▶ [Jobs]:
• 1. Edit the hedge fund overview's stretch from "The structure and" through "by the manager." and give it back with "investment strategy" changed to "trading approach".
• 2. Rewrite the listing, from the line containing "where is each" through the line containing "y-tick-label: 0.91000: [1076, 522, 1116, 534]", as a two-column CSV headed request and response. Give one row per request, and put each value in a single quoted field with its line breaks turned into spaces.

▶ [Given text]:
______________________________

Forming a Hedge Fund: An Overview

After years of hard work, you finally have the strategy, experience and resources to establish and manage a hedge fund. Now it’s time to evaluate the options available to you in structuring your fund, navigating the regulatory landscape and choosing the right partners to ensure that your fund and management company has the proper foundation in place for growth. Launching a hedge fund is a major undertaking that requires a systematic approach and experienced partners in a variety of industries and areas of expertise. Brokerage, legal, tax and technological considerations are essential to the development of a successful fund. Creating a legal and structural framework at the outset that is in tune with the fund’s investment objectives and investor base is the foundation for a successful fund. The following is an outline of legal, structural and practical considerations to be evaluated in establishing your hedge fund.

I. Fund Structure:

The structure and domicile of a hedge fund is primarily dependent on two variables: (i) the tax status and residency of its prospective investors; and (ii) the investment strategy employed by the manager.

Domestic Hedge Funds:

When dealing with U.S. citizens or U.S. taxable investors, a hedge fund can be constructed as a single U.S. domestic hedge fund. Typically the hedge fund is set up as a General Partnership, with a limited liability company acting as the funds General Partner. This provides the advantage of limited liability for the investors and its managers (through the LLC), along with the benefit of “pass-through taxation” (all income is passed through to the partners and members) inherent in the structure of a partnership, thereby avoiding the double-taxation characteristic of the corporate structure.

______________________________

▶ [Supplied data]:

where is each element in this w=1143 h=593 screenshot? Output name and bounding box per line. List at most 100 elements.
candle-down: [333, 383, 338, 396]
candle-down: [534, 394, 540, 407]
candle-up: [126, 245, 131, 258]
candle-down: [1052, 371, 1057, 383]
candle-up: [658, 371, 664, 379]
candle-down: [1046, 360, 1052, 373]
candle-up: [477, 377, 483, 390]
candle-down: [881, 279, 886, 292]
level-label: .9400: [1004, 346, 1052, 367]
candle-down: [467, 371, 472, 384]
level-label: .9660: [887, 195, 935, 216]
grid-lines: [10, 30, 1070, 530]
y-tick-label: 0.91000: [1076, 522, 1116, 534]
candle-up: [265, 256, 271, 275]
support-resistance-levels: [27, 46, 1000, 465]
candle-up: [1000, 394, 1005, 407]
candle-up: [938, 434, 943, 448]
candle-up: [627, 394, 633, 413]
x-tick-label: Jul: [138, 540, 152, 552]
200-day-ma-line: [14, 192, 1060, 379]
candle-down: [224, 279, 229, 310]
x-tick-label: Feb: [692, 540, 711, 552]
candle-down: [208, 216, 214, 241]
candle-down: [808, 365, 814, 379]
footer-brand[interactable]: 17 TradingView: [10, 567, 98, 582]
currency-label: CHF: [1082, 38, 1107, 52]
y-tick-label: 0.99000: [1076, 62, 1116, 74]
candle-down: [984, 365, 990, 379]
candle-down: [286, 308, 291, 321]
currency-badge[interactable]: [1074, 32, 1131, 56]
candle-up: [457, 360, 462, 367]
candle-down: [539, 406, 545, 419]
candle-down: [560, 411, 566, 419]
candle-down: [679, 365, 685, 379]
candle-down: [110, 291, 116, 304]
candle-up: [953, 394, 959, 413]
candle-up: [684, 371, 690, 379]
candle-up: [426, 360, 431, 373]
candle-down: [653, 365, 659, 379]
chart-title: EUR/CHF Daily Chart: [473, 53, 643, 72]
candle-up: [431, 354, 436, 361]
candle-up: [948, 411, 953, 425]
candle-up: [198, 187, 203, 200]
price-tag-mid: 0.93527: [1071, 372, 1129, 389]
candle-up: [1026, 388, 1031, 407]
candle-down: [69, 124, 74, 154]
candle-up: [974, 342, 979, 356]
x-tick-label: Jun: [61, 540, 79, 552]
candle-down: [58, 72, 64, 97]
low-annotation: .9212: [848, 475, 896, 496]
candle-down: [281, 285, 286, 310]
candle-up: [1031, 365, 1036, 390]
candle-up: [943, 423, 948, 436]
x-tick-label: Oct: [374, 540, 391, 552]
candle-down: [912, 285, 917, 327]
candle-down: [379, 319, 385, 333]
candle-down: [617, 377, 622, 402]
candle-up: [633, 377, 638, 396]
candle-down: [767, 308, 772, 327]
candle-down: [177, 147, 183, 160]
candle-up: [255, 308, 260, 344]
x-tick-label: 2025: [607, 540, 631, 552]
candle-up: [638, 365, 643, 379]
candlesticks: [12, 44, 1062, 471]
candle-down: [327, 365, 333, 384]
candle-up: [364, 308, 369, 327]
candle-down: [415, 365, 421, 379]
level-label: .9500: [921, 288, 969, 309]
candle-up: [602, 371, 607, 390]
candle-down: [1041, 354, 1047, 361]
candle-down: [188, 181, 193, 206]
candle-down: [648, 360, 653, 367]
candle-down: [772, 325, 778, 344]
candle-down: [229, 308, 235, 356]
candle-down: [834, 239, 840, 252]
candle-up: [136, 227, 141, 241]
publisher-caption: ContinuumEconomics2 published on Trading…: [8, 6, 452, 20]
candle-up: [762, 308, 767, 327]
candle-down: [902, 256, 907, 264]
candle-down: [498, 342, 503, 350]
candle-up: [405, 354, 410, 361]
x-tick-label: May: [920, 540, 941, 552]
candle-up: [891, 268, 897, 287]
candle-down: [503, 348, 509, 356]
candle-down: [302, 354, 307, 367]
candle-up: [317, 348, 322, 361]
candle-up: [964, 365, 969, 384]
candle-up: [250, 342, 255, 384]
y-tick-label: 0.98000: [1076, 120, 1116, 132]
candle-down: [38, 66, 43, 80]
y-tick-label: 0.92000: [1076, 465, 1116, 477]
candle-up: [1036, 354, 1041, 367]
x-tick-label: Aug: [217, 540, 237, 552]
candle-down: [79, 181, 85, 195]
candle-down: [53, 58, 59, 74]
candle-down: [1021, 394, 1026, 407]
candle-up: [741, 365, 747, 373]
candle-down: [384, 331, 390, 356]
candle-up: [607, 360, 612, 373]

______________________________

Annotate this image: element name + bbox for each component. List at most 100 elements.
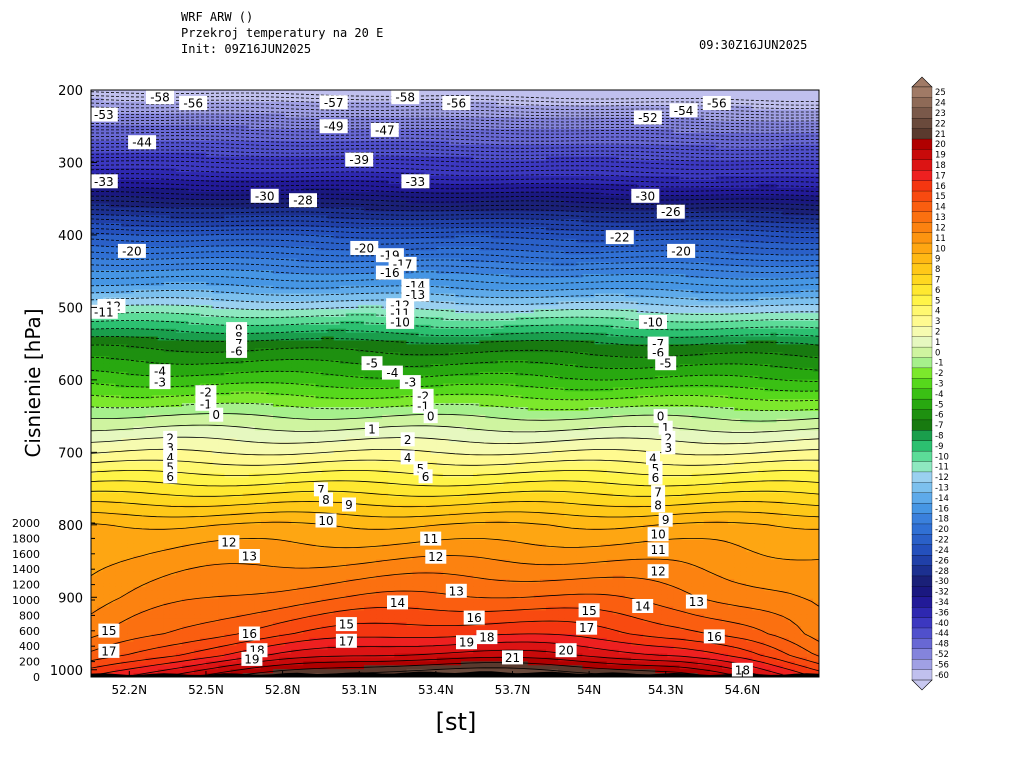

______________________________

▶ [Expected outputs]:
• 1.
The structure and domicile of a hedge fund is primarily dependent on two variables: (i) the tax status and residency of its prospective investors; and (ii) the trading approach employed by the manager.

• 2.
request,response
"where is each element in this w=1143 h=593 screenshot? Output name and bounding box per line. List at most 100 elements.","candle-down: [333, 383, 338, 396] candle-down: [534, 394, 540, 407] candle-up: [126, 245, 131, 258] candle-down: [1052, 371, 1057, 383] candle-up: [658, 371, 664, 379] candle-down: [1046, 360, 1052, 373] candle-up: [477, 377, 483, 390] candle-down: [881, 279, 886, 292] level-label: .9400: [1004, 346, 1052, 367] candle-down: [467, 371, 472, 384] level-label: .9660: [887, 195, 935, 216] grid-lines: [10, 30, 1070, 530] y-tick-label: 0.91000: [1076, 522, 1116, 534]"